PERSYARATAN LATIHAN:
1. Cetak ulang tanpa perubahan sepotong teks tentang transisi menuju demokrasi, mulai dari "Karena demokrasi mencampur" dan terus sampai "Ini rahasia demokrasi.".
2. Menurut teks tentang transisi menuju demokrasi, dua unsur apa yang dicampur sekaligus oleh demokrasi?

BAGIAN TEKS:
:::

Home | Redaksi | Advertisement | Kirim Naskah | Pedoman Pemberitaan Media Siber
Facebook RSS
4.869 views

KPK dan Kegagalan Transisi Menuju Demokrasi

JAKARTA (voa-islam.com)- Salah satu ancaman bagi Indonesia adalah apabila kita gagal membangun transisi menuju pelembagaan demokrasi. Lebih dari 21 tahun sudah reformasi, tapi transisi terus diperpanjang. Inilah tema yang perlu diangkat agar kita paham gambar besar kegagalan manajemen transisi kita.

Ada banyak negara gagal, juga gagal menuju demokrasi, tertahan sebagai negara demokrasi tanpa kesejahteraan dan banyak lagi kasus transisi yang gagal. Indonesia tidak boleh menjadi contoh kegagalan mengelola transisi menuju demokrasi. Kita harus menjadi contoh sukses.

Sebagai generasi yang sempat melihat bagaimana perjuangan yang tidak mudah menjadi negara demokrasi, saya memberi perhatian yang serius tentang kemungkinan gagalnya. Salah satunya adalah apabila transformasi gagal kita lakukan secara sistemik. Lalu ada yang ingin jalan pintas.

Karena demokrasi mencampur 2 unsur  sekaligus: kebebasan (freedom) di satu sisi dan aturan hukum (rule of law) di sisi lain, maka jaminan bagi pelaksanaannya adalah adanya institusi publik yang kuat. Hal ini menyangkut akuntabilitas dan transparansi-nya.

Jika otoritarianisme mengandalkan kekuatan individu di atas kekuatan institusi, maka sebaliknya demokrasi menempatkan kekuatan pada institusi. Sehingga, datang dan perginya individu dengan berbagai keunikannya tidak menggangu sistem secara umum. Ini rahasia demokrasi.

Institusi penegak hukum adalah istitusi prioritas untuk disiapkan agar transisi kita tidak mengalami kegamangan transisional. Hal ini karena institusi penegak hukumlah yang menjadi wasit dalam penguatan institusi inti. Itulah sebabnya POLRI, Kejaksaan dan Mahkamah terpenting.

:::

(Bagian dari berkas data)

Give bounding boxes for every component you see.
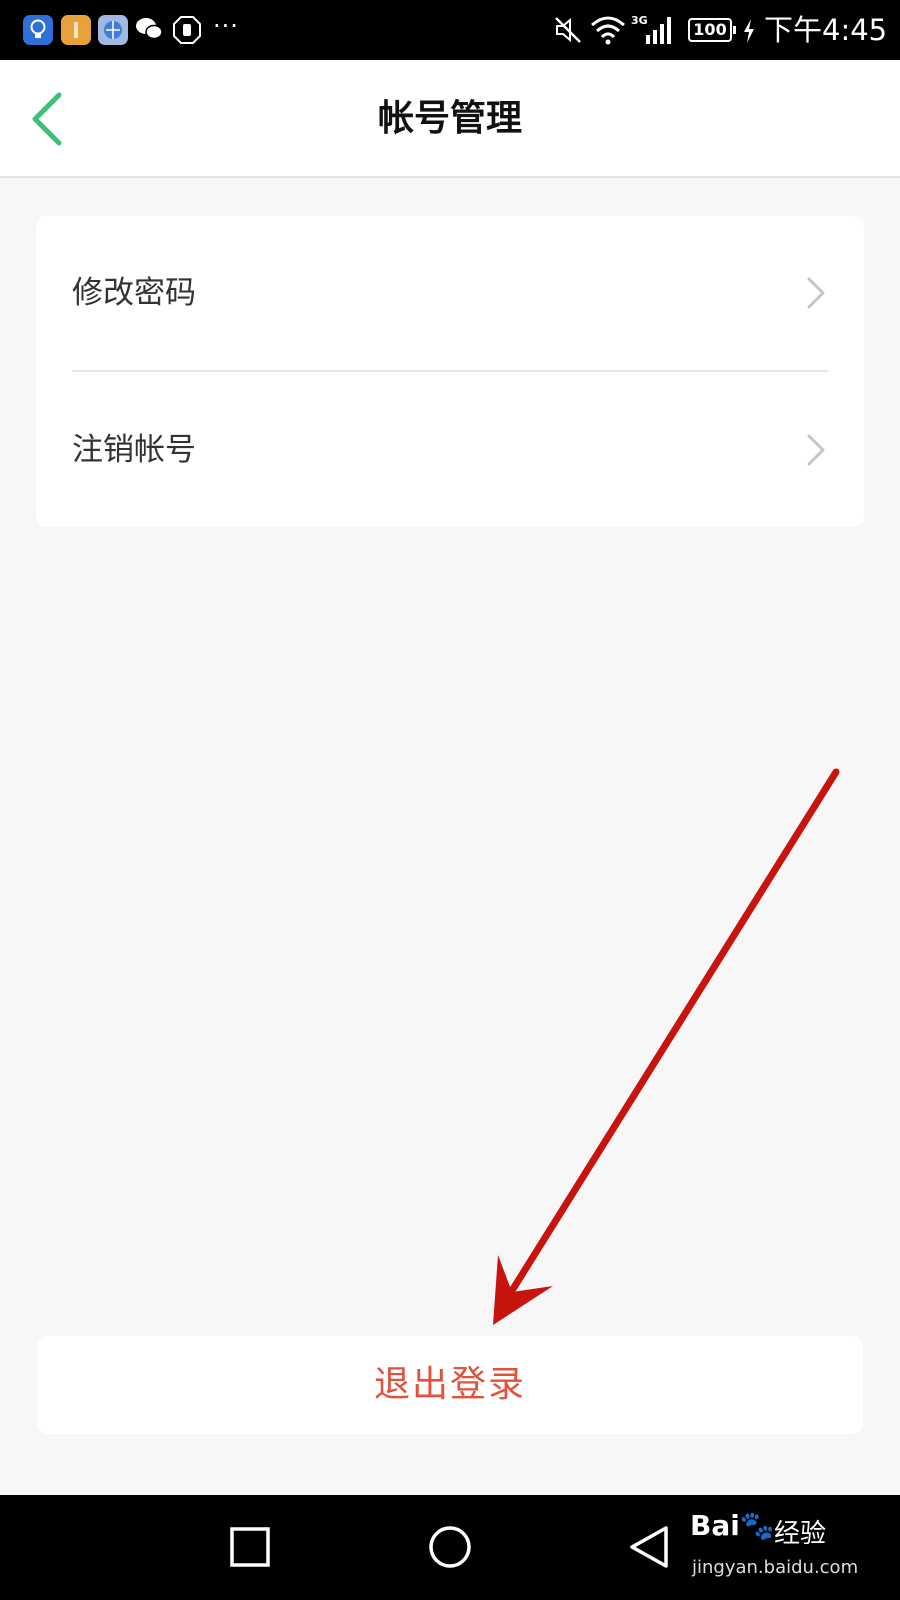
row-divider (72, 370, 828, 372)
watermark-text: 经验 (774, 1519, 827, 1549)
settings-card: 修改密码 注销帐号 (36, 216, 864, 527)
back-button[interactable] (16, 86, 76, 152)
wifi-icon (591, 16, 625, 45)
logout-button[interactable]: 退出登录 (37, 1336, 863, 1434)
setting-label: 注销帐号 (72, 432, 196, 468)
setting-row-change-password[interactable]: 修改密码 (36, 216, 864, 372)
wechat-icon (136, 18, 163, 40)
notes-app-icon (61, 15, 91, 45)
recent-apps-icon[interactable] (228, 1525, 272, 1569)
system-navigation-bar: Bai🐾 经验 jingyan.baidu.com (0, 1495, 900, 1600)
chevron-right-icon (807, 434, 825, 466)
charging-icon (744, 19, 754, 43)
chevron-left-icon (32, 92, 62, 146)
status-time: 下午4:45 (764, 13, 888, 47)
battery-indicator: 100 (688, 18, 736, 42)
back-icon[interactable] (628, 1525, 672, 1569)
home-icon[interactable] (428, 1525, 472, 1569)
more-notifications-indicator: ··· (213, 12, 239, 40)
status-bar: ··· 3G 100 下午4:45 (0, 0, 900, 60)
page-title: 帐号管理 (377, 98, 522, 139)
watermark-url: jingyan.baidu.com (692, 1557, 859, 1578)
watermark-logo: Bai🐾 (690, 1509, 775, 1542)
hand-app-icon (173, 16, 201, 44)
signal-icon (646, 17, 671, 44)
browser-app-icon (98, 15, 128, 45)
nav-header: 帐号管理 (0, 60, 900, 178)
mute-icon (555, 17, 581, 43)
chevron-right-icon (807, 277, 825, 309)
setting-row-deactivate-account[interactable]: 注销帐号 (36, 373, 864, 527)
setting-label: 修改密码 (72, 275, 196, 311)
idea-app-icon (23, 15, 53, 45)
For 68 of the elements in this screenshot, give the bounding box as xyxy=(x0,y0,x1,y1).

:::

JAWABAN TIAP SOAL:
1.
Karena demokrasi mencampur 2 unsur  sekaligus: kebebasan (freedom) di satu sisi dan aturan hukum (rule of law) di sisi lain, maka jaminan bagi pelaksanaannya adalah adanya institusi publik yang kuat. Hal ini menyangkut akuntabilitas dan transparansi-nya.

Jika otoritarianisme mengandalkan kekuatan individu di atas kekuatan institusi, maka sebaliknya demokrasi menempatkan kekuatan pada institusi. Sehingga, datang dan perginya individu dengan berbagai keunikannya tidak menggangu sistem secara umum. Ini rahasia demokrasi.

2. Kebebasan (freedom) dan aturan hukum (rule of law).